Aşağıdaki satırların ilkinden başlayıp "or-more-text-2: or more [306,286,346,299]" ifadesinin geçtiği satıra kadar, iki uçtaki satırlar da dahil olmak üzere, olduğu gibi yazın.

[Bir sayfa düzeni veri kümesinden alınmış satırlar]
______
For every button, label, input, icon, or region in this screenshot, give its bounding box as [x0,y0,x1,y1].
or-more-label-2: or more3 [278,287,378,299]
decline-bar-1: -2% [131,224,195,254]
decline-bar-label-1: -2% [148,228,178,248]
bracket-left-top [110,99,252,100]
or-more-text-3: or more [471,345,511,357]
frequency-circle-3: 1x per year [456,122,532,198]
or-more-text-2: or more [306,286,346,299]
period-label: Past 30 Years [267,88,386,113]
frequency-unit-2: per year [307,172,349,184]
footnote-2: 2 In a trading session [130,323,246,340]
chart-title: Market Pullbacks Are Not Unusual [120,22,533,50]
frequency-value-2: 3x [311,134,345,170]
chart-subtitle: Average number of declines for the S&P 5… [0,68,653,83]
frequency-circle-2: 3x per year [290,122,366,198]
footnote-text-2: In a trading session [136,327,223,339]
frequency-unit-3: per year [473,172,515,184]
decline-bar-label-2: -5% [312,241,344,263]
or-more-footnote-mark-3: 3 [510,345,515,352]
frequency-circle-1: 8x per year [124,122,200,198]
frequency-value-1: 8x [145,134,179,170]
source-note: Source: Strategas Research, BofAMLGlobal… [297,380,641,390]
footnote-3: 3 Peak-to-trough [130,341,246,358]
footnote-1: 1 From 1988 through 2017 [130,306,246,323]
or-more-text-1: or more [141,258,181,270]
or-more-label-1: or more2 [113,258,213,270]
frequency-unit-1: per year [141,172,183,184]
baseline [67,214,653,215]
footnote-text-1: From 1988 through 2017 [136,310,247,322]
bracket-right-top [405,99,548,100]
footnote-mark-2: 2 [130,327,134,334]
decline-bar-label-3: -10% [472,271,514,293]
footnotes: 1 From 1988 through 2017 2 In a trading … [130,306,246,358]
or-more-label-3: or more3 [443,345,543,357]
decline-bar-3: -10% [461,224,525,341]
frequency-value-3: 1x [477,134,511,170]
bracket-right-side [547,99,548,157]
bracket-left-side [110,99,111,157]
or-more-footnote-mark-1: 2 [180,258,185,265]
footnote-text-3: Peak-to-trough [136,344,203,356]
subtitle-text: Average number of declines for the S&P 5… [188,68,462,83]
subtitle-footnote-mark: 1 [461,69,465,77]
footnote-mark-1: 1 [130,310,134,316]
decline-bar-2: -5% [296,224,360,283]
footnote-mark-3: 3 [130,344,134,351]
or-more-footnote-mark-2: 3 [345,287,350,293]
______
Çıktı:
For every button, label, input, icon, or region in this screenshot, give its bounding box as [x0,y0,x1,y1].
or-more-label-2: or more3 [278,287,378,299]
decline-bar-1: -2% [131,224,195,254]
decline-bar-label-1: -2% [148,228,178,248]
bracket-left-top [110,99,252,100]
or-more-text-3: or more [471,345,511,357]
frequency-circle-3: 1x per year [456,122,532,198]
or-more-text-2: or more [306,286,346,299]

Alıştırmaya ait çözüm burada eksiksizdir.